**Problem to solve**
Find the lines containing "Turkey" and say how many there are, with no other words.

# Data rows start

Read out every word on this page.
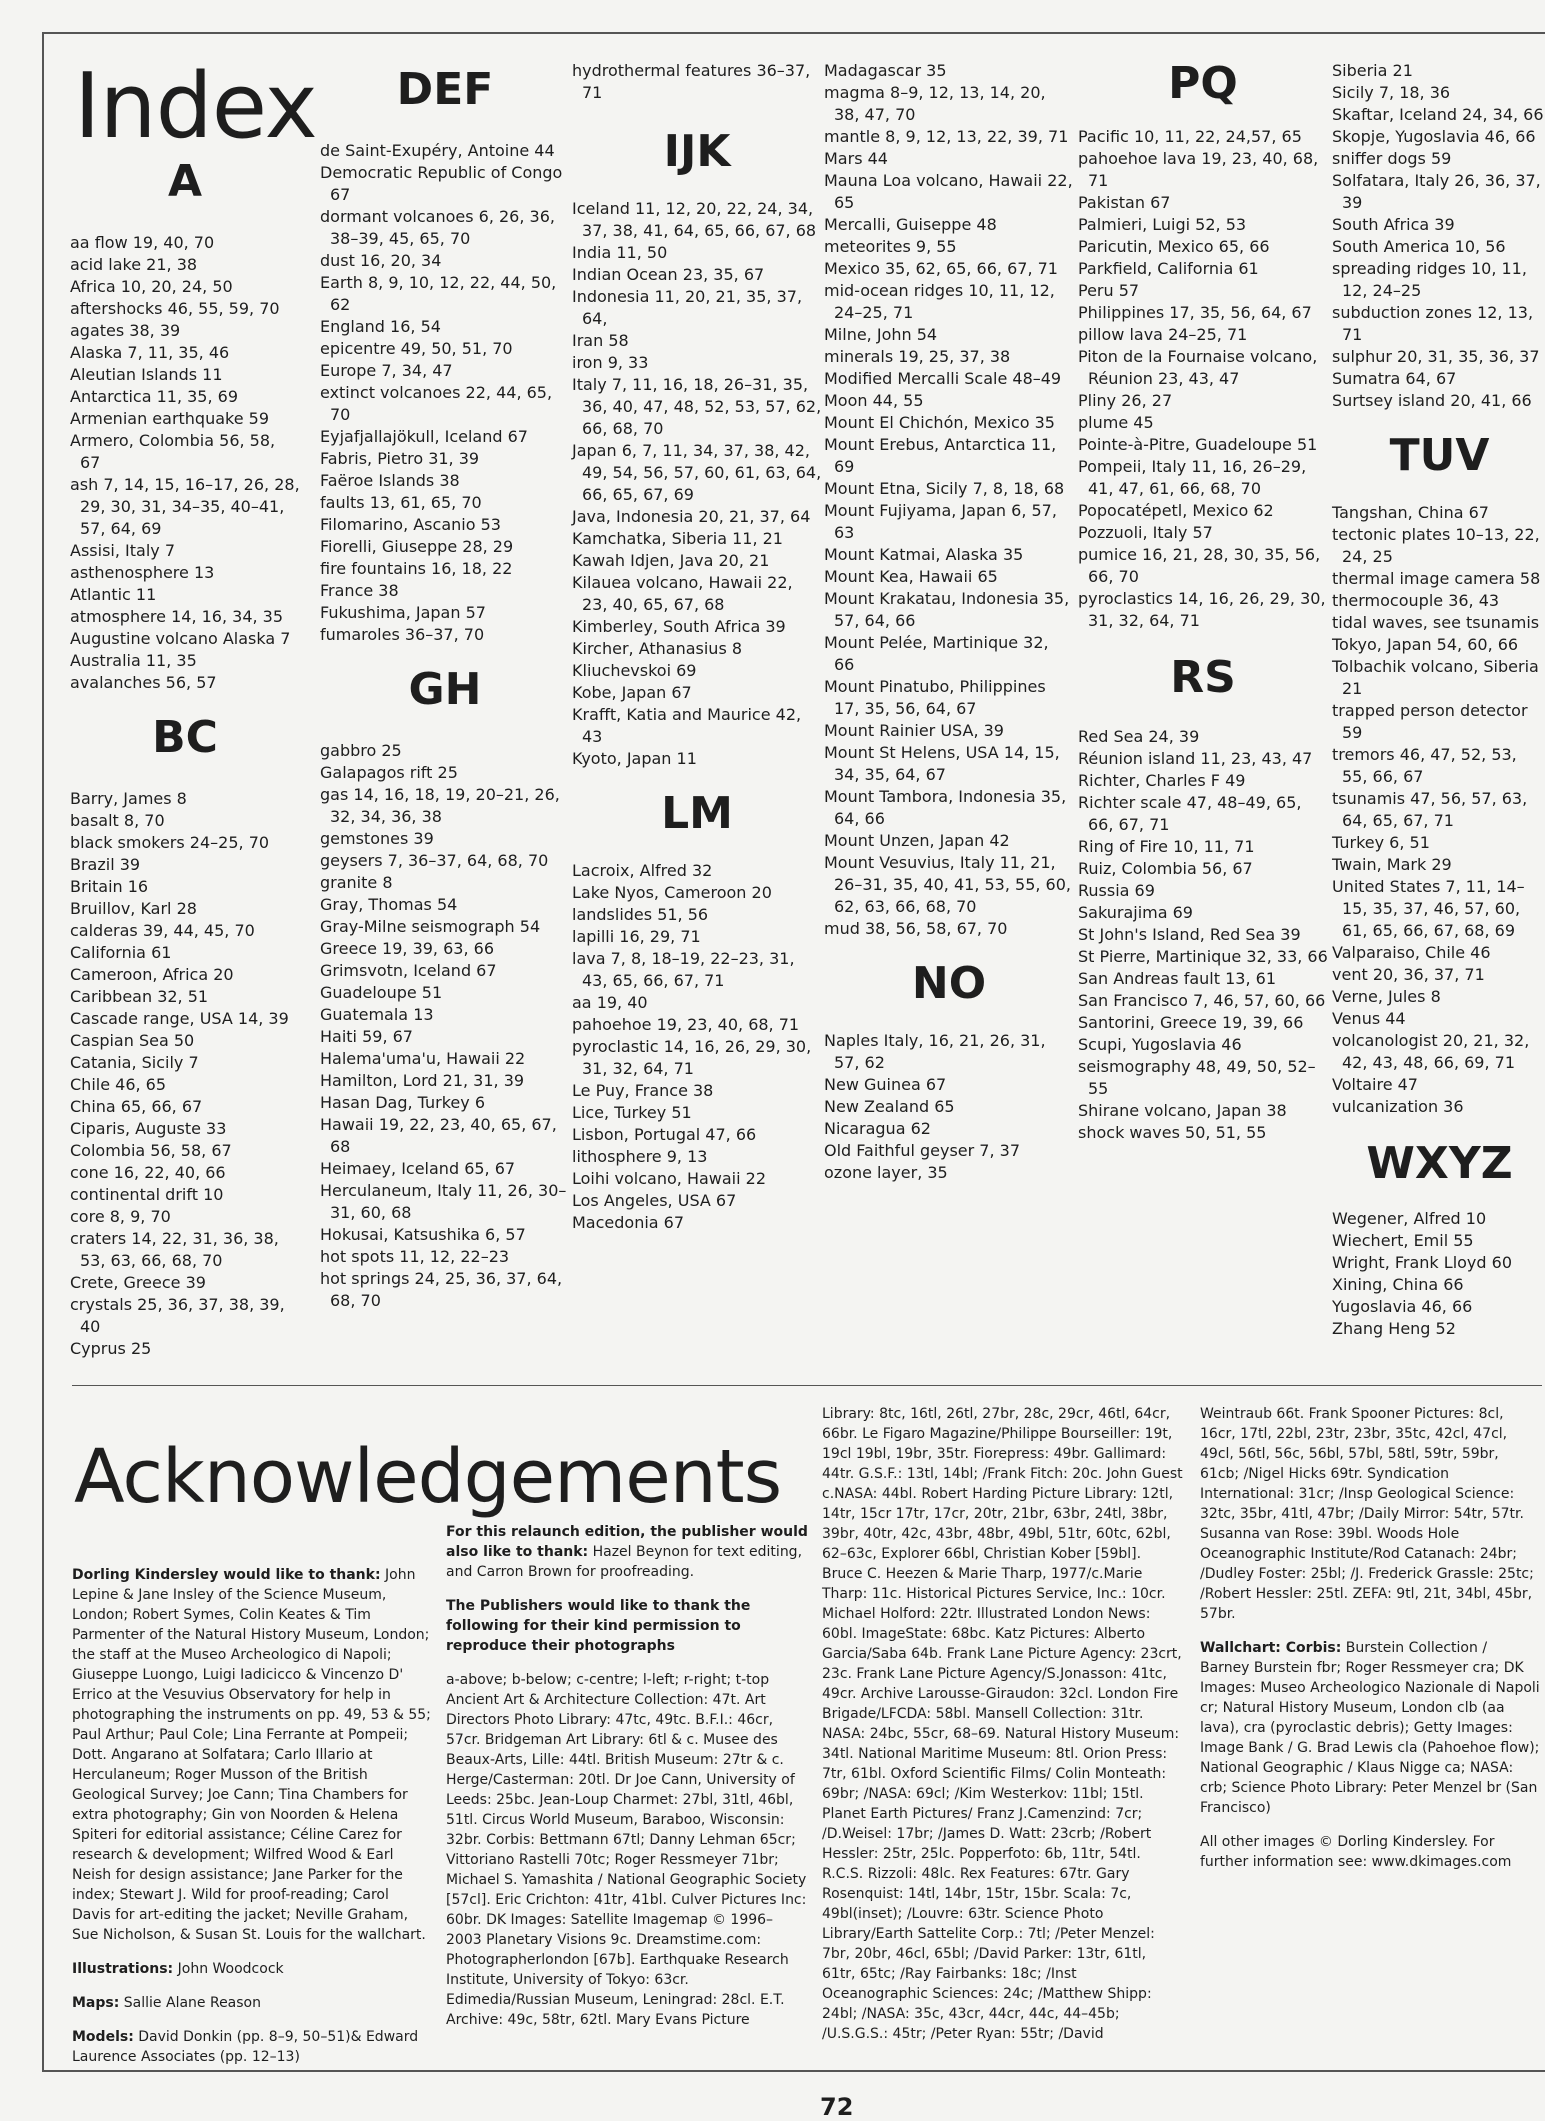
Index
A
aa flow 19, 40, 70
acid lake 21, 38
Africa 10, 20, 24, 50
aftershocks 46, 55, 59, 70
agates 38, 39
Alaska 7, 11, 35, 46
Aleutian Islands 11
Antarctica 11, 35, 69
Armenian earthquake 59
Armero, Colombia 56, 58, 67
ash 7, 14, 15, 16–17, 26, 28, 29, 30, 31, 34–35, 40–41, 57, 64, 69
Assisi, Italy 7
asthenosphere 13
Atlantic 11
atmosphere 14, 16, 34, 35
Augustine volcano Alaska 7
Australia 11, 35
avalanches 56, 57
BC
Barry, James 8
basalt 8, 70
black smokers 24–25, 70
Brazil 39
Britain 16
Bruillov, Karl 28
calderas 39, 44, 45, 70
California 61
Cameroon, Africa 20
Caribbean 32, 51
Cascade range, USA 14, 39
Caspian Sea 50
Catania, Sicily 7
Chile 46, 65
China 65, 66, 67
Ciparis, Auguste 33
Colombia 56, 58, 67
cone 16, 22, 40, 66
continental drift 10
core 8, 9, 70
craters 14, 22, 31, 36, 38, 53, 63, 66, 68, 70
Crete, Greece 39
crystals 25, 36, 37, 38, 39, 40
Cyprus 25
DEF
de Saint-Exupéry, Antoine 44
Democratic Republic of Congo 67
dormant volcanoes 6, 26, 36, 38–39, 45, 65, 70
dust 16, 20, 34
Earth 8, 9, 10, 12, 22, 44, 50, 62
England 16, 54
epicentre 49, 50, 51, 70
Europe 7, 34, 47
extinct volcanoes 22, 44, 65, 70
Eyjafjallajökull, Iceland 67
Fabris, Pietro 31, 39
Faëroe Islands 38
faults 13, 61, 65, 70
Filomarino, Ascanio 53
Fiorelli, Giuseppe 28, 29
fire fountains 16, 18, 22
France 38
Fukushima, Japan 57
fumaroles 36–37, 70
GH
gabbro 25
Galapagos rift 25
gas 14, 16, 18, 19, 20–21, 26, 32, 34, 36, 38
gemstones 39
geysers 7, 36–37, 64, 68, 70
granite 8
Gray, Thomas 54
Gray-Milne seismograph 54
Greece 19, 39, 63, 66
Grimsvotn, Iceland 67
Guadeloupe 51
Guatemala 13
Haiti 59, 67
Halema'uma'u, Hawaii 22
Hamilton, Lord 21, 31, 39
Hasan Dag, Turkey 6
Hawaii 19, 22, 23, 40, 65, 67, 68
Heimaey, Iceland 65, 67
Herculaneum, Italy 11, 26, 30–31, 60, 68
Hokusai, Katsushika 6, 57
hot spots 11, 12, 22–23
hot springs 24, 25, 36, 37, 64, 68, 70
hydrothermal features 36–37, 71
IJK
Iceland 11, 12, 20, 22, 24, 34, 37, 38, 41, 64, 65, 66, 67, 68
India 11, 50
Indian Ocean 23, 35, 67
Indonesia 11, 20, 21, 35, 37, 64,
Iran 58
iron 9, 33
Italy 7, 11, 16, 18, 26–31, 35, 36, 40, 47, 48, 52, 53, 57, 62, 66, 68, 70
Japan 6, 7, 11, 34, 37, 38, 42, 49, 54, 56, 57, 60, 61, 63, 64, 66, 65, 67, 69
Java, Indonesia 20, 21, 37, 64
Kamchatka, Siberia 11, 21
Kawah Idjen, Java 20, 21
Kilauea volcano, Hawaii 22, 23, 40, 65, 67, 68
Kimberley, South Africa 39
Kircher, Athanasius 8
Kliuchevskoi 69
Kobe, Japan 67
Krafft, Katia and Maurice 42, 43
Kyoto, Japan 11
LM
Lacroix, Alfred 32
Lake Nyos, Cameroon 20
landslides 51, 56
lapilli 16, 29, 71
lava 7, 8, 18–19, 22–23, 31, 43, 65, 66, 67, 71
aa 19, 40
pahoehoe 19, 23, 40, 68, 71
pyroclastic 14, 16, 26, 29, 30, 31, 32, 64, 71
Le Puy, France 38
Lice, Turkey 51
Lisbon, Portugal 47, 66
lithosphere 9, 13
Loihi volcano, Hawaii 22
Los Angeles, USA 67
Macedonia 67
Madagascar 35
magma 8–9, 12, 13, 14, 20, 38, 47, 70
mantle 8, 9, 12, 13, 22, 39, 71
Mars 44
Mauna Loa volcano, Hawaii 22, 65
Mercalli, Guiseppe 48
meteorites 9, 55
Mexico 35, 62, 65, 66, 67, 71
mid-ocean ridges 10, 11, 12, 24–25, 71
Milne, John 54
minerals 19, 25, 37, 38
Modified Mercalli Scale 48–49
Moon 44, 55
Mount El Chichón, Mexico 35
Mount Erebus, Antarctica 11, 69
Mount Etna, Sicily 7, 8, 18, 68
Mount Fujiyama, Japan 6, 57, 63
Mount Katmai, Alaska 35
Mount Kea, Hawaii 65
Mount Krakatau, Indonesia 35, 57, 64, 66
Mount Pelée, Martinique 32, 66
Mount Pinatubo, Philippines 17, 35, 56, 64, 67
Mount Rainier USA, 39
Mount St Helens, USA 14, 15, 34, 35, 64, 67
Mount Tambora, Indonesia 35, 64, 66
Mount Unzen, Japan 42
Mount Vesuvius, Italy 11, 21, 26–31, 35, 40, 41, 53, 55, 60, 62, 63, 66, 68, 70
mud 38, 56, 58, 67, 70
NO
Naples Italy, 16, 21, 26, 31, 57, 62
New Guinea 67
New Zealand 65
Nicaragua 62
Old Faithful geyser 7, 37
ozone layer, 35
PQ
Pacific 10, 11, 22, 24,57, 65
pahoehoe lava 19, 23, 40, 68, 71
Pakistan 67
Palmieri, Luigi 52, 53
Paricutin, Mexico 65, 66
Parkfield, California 61
Peru 57
Philippines 17, 35, 56, 64, 67
pillow lava 24–25, 71
Piton de la Fournaise volcano, Réunion 23, 43, 47
Pliny 26, 27
plume 45
Pointe-à-Pitre, Guadeloupe 51
Pompeii, Italy 11, 16, 26–29, 41, 47, 61, 66, 68, 70
Popocatépetl, Mexico 62
Pozzuoli, Italy 57
pumice 16, 21, 28, 30, 35, 56, 66, 70
pyroclastics 14, 16, 26, 29, 30, 31, 32, 64, 71
RS
Red Sea 24, 39
Réunion island 11, 23, 43, 47
Richter, Charles F 49
Richter scale 47, 48–49, 65, 66, 67, 71
Ring of Fire 10, 11, 71
Ruiz, Colombia 56, 67
Russia 69
Sakurajima 69
St John's Island, Red Sea 39
St Pierre, Martinique 32, 33, 66
San Andreas fault 13, 61
San Francisco 7, 46, 57, 60, 66
Santorini, Greece 19, 39, 66
Scupi, Yugoslavia 46
seismography 48, 49, 50, 52–55
Shirane volcano, Japan 38
shock waves 50, 51, 55
Siberia 21
Sicily 7, 18, 36
Skaftar, Iceland 24, 34, 66
Skopje, Yugoslavia 46, 66
sniffer dogs 59
Solfatara, Italy 26, 36, 37, 39
South Africa 39
South America 10, 56
spreading ridges 10, 11, 12, 24–25
subduction zones 12, 13, 71
sulphur 20, 31, 35, 36, 37
Sumatra 64, 67
Surtsey island 20, 41, 66
TUV
Tangshan, China 67
tectonic plates 10–13, 22, 24, 25
thermal image camera 58
thermocouple 36, 43
tidal waves, see tsunamis
Tokyo, Japan 54, 60, 66
Tolbachik volcano, Siberia 21
trapped person detector 59
tremors 46, 47, 52, 53, 55, 66, 67
tsunamis 47, 56, 57, 63, 64, 65, 67, 71
Turkey 6, 51
Twain, Mark 29
United States 7, 11, 14–15, 35, 37, 46, 57, 60, 61, 65, 66, 67, 68, 69
Valparaiso, Chile 46
vent 20, 36, 37, 71
Verne, Jules 8
Venus 44
volcanologist 20, 21, 32, 42, 43, 48, 66, 69, 71
Voltaire 47
vulcanization 36
WXYZ
Wegener, Alfred 10
Wiechert, Emil 55
Wright, Frank Lloyd 60
Xining, China 66
Yugoslavia 46, 66
Zhang Heng 52
Acknowledgements

Dorling Kindersley would like to thank: John Lepine & Jane Insley of the Science Museum, London; Robert Symes, Colin Keates & Tim Parmenter of the Natural History Museum, London; the staff at the Museo Archeologico di Napoli; Giuseppe Luongo, Luigi Iadicicco & Vincenzo D' Errico at the Vesuvius Observatory for help in photographing the instruments on pp. 49, 53 & 55; Paul Arthur; Paul Cole; Lina Ferrante at Pompeii; Dott. Angarano at Solfatara; Carlo Illario at Herculaneum; Roger Musson of the British Geological Survey; Joe Cann; Tina Chambers for extra photography; Gin von Noorden & Helena Spiteri for editorial assistance; Céline Carez for research & development; Wilfred Wood & Earl Neish for design assistance; Jane Parker for the index; Stewart J. Wild for proof-reading; Carol Davis for art-editing the jacket; Neville Graham, Sue Nicholson, & Susan St. Louis for the wallchart.

Illustrations: John Woodcock

Maps: Sallie Alane Reason

Models: David Donkin (pp. 8–9, 50–51)& Edward Laurence Associates (pp. 12–13)

For this relaunch edition, the publisher would also like to thank: Hazel Beynon for text editing, and Carron Brown for proofreading.

The Publishers would like to thank the following for their kind permission to reproduce their photographs

a-above; b-below; c-centre; l-left; r-right; t-top Ancient Art & Architecture Collection: 47t. Art Directors Photo Library: 47tc, 49tc. B.F.I.: 46cr, 57cr. Bridgeman Art Library: 6tl & c. Musee des Beaux-Arts, Lille: 44tl. British Museum: 27tr & c. Herge/Casterman: 20tl. Dr Joe Cann, University of Leeds: 25bc. Jean-Loup Charmet: 27bl, 31tl, 46bl, 51tl. Circus World Museum, Baraboo, Wisconsin: 32br. Corbis: Bettmann 67tl; Danny Lehman 65cr; Vittoriano Rastelli 70tc; Roger Ressmeyer 71br; Michael S. Yamashita / National Geographic Society [57cl]. Eric Crichton: 41tr, 41bl. Culver Pictures Inc: 60br. DK Images: Satellite Imagemap © 1996–2003 Planetary Visions 9c. Dreamstime.com: Photographerlondon [67b]. Earthquake Research Institute, University of Tokyo: 63cr. Edimedia/Russian Museum, Leningrad: 28cl. E.T. Archive: 49c, 58tr, 62tl. Mary Evans Picture

Library: 8tc, 16tl, 26tl, 27br, 28c, 29cr, 46tl, 64cr, 66br. Le Figaro Magazine/Philippe Bourseiller: 19t, 19cl 19bl, 19br, 35tr. Fiorepress: 49br. Gallimard: 44tr. G.S.F.: 13tl, 14bl; /Frank Fitch: 20c. John Guest c.NASA: 44bl. Robert Harding Picture Library: 12tl, 14tr, 15cr 17tr, 17cr, 20tr, 21br, 63br, 24tl, 38br, 39br, 40tr, 42c, 43br, 48br, 49bl, 51tr, 60tc, 62bl, 62–63c, Explorer 66bl, Christian Kober [59bl]. Bruce C. Heezen & Marie Tharp, 1977/c.Marie Tharp: 11c. Historical Pictures Service, Inc.: 10cr. Michael Holford: 22tr. Illustrated London News: 60bl. ImageState: 68bc. Katz Pictures: Alberto Garcia/Saba 64b. Frank Lane Picture Agency: 23crt, 23c. Frank Lane Picture Agency/S.Jonasson: 41tc, 49cr. Archive Larousse-Giraudon: 32cl. London Fire Brigade/LFCDA: 58bl. Mansell Collection: 31tr. NASA: 24bc, 55cr, 68–69. Natural History Museum: 34tl. National Maritime Museum: 8tl. Orion Press: 7tr, 61bl. Oxford Scientific Films/ Colin Monteath: 69br; /NASA: 69cl; /Kim Westerkov: 11bl; 15tl. Planet Earth Pictures/ Franz J.Camenzind: 7cr; /D.Weisel: 17br; /James D. Watt: 23crb; /Robert Hessler: 25tr, 25lc. Popperfoto: 6b, 11tr, 54tl. R.C.S. Rizzoli: 48lc. Rex Features: 67tr. Gary Rosenquist: 14tl, 14br, 15tr, 15br. Scala: 7c, 49bl(inset); /Louvre: 63tr. Science Photo Library/Earth Sattelite Corp.: 7tl; /Peter Menzel: 7br, 20br, 46cl, 65bl; /David Parker: 13tr, 61tl, 61tr, 65tc; /Ray Fairbanks: 18c; /Inst Oceanographic Sciences: 24c; /Matthew Shipp: 24bl; /NASA: 35c, 43cr, 44cr, 44c, 44–45b; /U.S.G.S.: 45tr; /Peter Ryan: 55tr; /David

Weintraub 66t. Frank Spooner Pictures: 8cl, 16cr, 17tl, 22bl, 23tr, 23br, 35tc, 42cl, 47cl, 49cl, 56tl, 56c, 56bl, 57bl, 58tl, 59tr, 59br, 61cb; /Nigel Hicks 69tr. Syndication International: 31cr; /Insp Geological Science: 32tc, 35br, 41tl, 47br; /Daily Mirror: 54tr, 57tr. Susanna van Rose: 39bl. Woods Hole Oceanographic Institute/Rod Catanach: 24br; /Dudley Foster: 25bl; /J. Frederick Grassle: 25tc; /Robert Hessler: 25tl. ZEFA: 9tl, 21t, 34bl, 45br, 57br.

Wallchart: Corbis: Burstein Collection / Barney Burstein fbr; Roger Ressmeyer cra; DK Images: Museo Archeologico Nazionale di Napoli cr; Natural History Museum, London clb (aa lava), cra (pyroclastic debris); Getty Images: Image Bank / G. Brad Lewis cla (Pahoehoe flow); National Geographic / Klaus Nigge ca; NASA: crb; Science Photo Library: Peter Menzel br (San Francisco)

All other images © Dorling Kindersley. For further information see: www.dkimages.com

72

# Data rows end

**Answer in full**
3